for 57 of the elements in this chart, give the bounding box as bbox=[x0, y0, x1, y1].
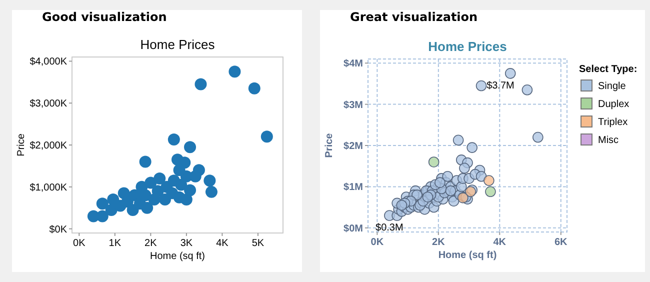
legend-label: Duplex bbox=[598, 99, 630, 110]
point bbox=[141, 202, 154, 214]
y-axis-title: Price bbox=[16, 133, 27, 156]
point bbox=[139, 189, 152, 202]
point bbox=[248, 82, 260, 94]
point bbox=[484, 175, 494, 186]
point bbox=[96, 210, 108, 222]
legend-label: Misc bbox=[598, 135, 619, 146]
y-tick-label: $4M bbox=[344, 58, 363, 70]
point bbox=[107, 193, 120, 206]
x-tick-label: 3K bbox=[180, 238, 193, 249]
annotation: $3.7M bbox=[486, 80, 514, 92]
point bbox=[96, 198, 108, 210]
y-tick-label: $0K bbox=[49, 224, 68, 236]
chart-title: Home Prices bbox=[140, 37, 216, 52]
legend-label: Triplex bbox=[598, 117, 628, 128]
point bbox=[485, 186, 496, 198]
chart-title: Home Prices bbox=[428, 39, 507, 54]
point bbox=[228, 66, 241, 78]
x-tick-label: 2K bbox=[144, 238, 158, 249]
x-tick-label: 5K bbox=[252, 238, 264, 249]
y-axis-title: Price bbox=[324, 132, 335, 158]
y-tick-label: $3,000K bbox=[30, 98, 68, 110]
legend-label: Single bbox=[598, 81, 626, 92]
x-tick-label: 6K bbox=[554, 237, 568, 248]
y-tick-label: $1,000K bbox=[30, 182, 68, 194]
x-tick-label: 1K bbox=[108, 238, 122, 249]
x-tick-label: 0K bbox=[370, 237, 384, 248]
x-tick-label: 2K bbox=[432, 237, 446, 248]
x-tick-label: 4K bbox=[216, 238, 229, 249]
point bbox=[205, 186, 218, 198]
text: Good visualization bbox=[42, 10, 167, 24]
point bbox=[154, 172, 166, 185]
y-tick-label: $4,000K bbox=[30, 56, 68, 68]
x-tick-label: 4K bbox=[493, 237, 507, 248]
y-tick-label: $0M bbox=[344, 223, 363, 234]
y-tick-label: $3M bbox=[344, 100, 363, 111]
point bbox=[189, 170, 202, 182]
annotation: $0.3M bbox=[376, 222, 404, 234]
point bbox=[173, 164, 186, 176]
point bbox=[204, 174, 216, 187]
y-tick-label: $1M bbox=[344, 182, 363, 194]
legend-title: Select Type: bbox=[579, 64, 638, 75]
x-axis-title: Home (sq ft) bbox=[438, 250, 497, 261]
point bbox=[260, 130, 273, 143]
point bbox=[184, 141, 196, 154]
point bbox=[168, 134, 180, 146]
x-tick-label: 0K bbox=[73, 238, 86, 249]
point bbox=[184, 184, 196, 196]
y-tick-label: $2,000K bbox=[30, 140, 68, 152]
x-axis-title: Home (sq ft) bbox=[150, 251, 206, 262]
point bbox=[194, 78, 207, 90]
point bbox=[180, 193, 192, 206]
point bbox=[428, 156, 440, 168]
text: Great visualization bbox=[350, 10, 478, 24]
y-tick-label: $2M bbox=[344, 141, 363, 152]
point bbox=[139, 156, 152, 168]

> [PROBLEM TO SOLVE] Convert the stretch of the material that opens with the line containing "legend-label: Duplex bbox=[598, 99, 630, 110]" and closes with the line containing "point bbox=[485, 186, 496, 198]" into a Markdown table. Use the columns Row and Line, giving each line a number and skipping blank lines.

> [WRITTEN RESPONSE]
| Row | Line |
|---|---|
| 1 | legend-label: Duplex bbox=[598, 99, 630, 110] |
| 2 | point bbox=[141, 202, 154, 214] |
| 3 | y-axis-title: Price bbox=[16, 133, 27, 156] |
| 4 | point bbox=[139, 189, 152, 202] |
| 5 | point bbox=[248, 82, 260, 94] |
| 6 | point bbox=[484, 175, 494, 186] |
| 7 | point bbox=[96, 210, 108, 222] |
| 8 | legend-label: Misc bbox=[598, 135, 619, 146] |
| 9 | y-tick-label: $4M bbox=[344, 58, 363, 70] |
| 10 | point bbox=[107, 193, 120, 206] |
| 11 | x-tick-label: 3K bbox=[180, 238, 193, 249] |
| 12 | annotation: $3.7M bbox=[486, 80, 514, 92] |
| 13 | point bbox=[96, 198, 108, 210] |
| 14 | y-tick-label: $0K bbox=[49, 224, 68, 236] |
| 15 | chart-title: Home Prices bbox=[140, 37, 216, 52] |
| 16 | legend-label: Triplex bbox=[598, 117, 628, 128] |
| 17 | point bbox=[485, 186, 496, 198] |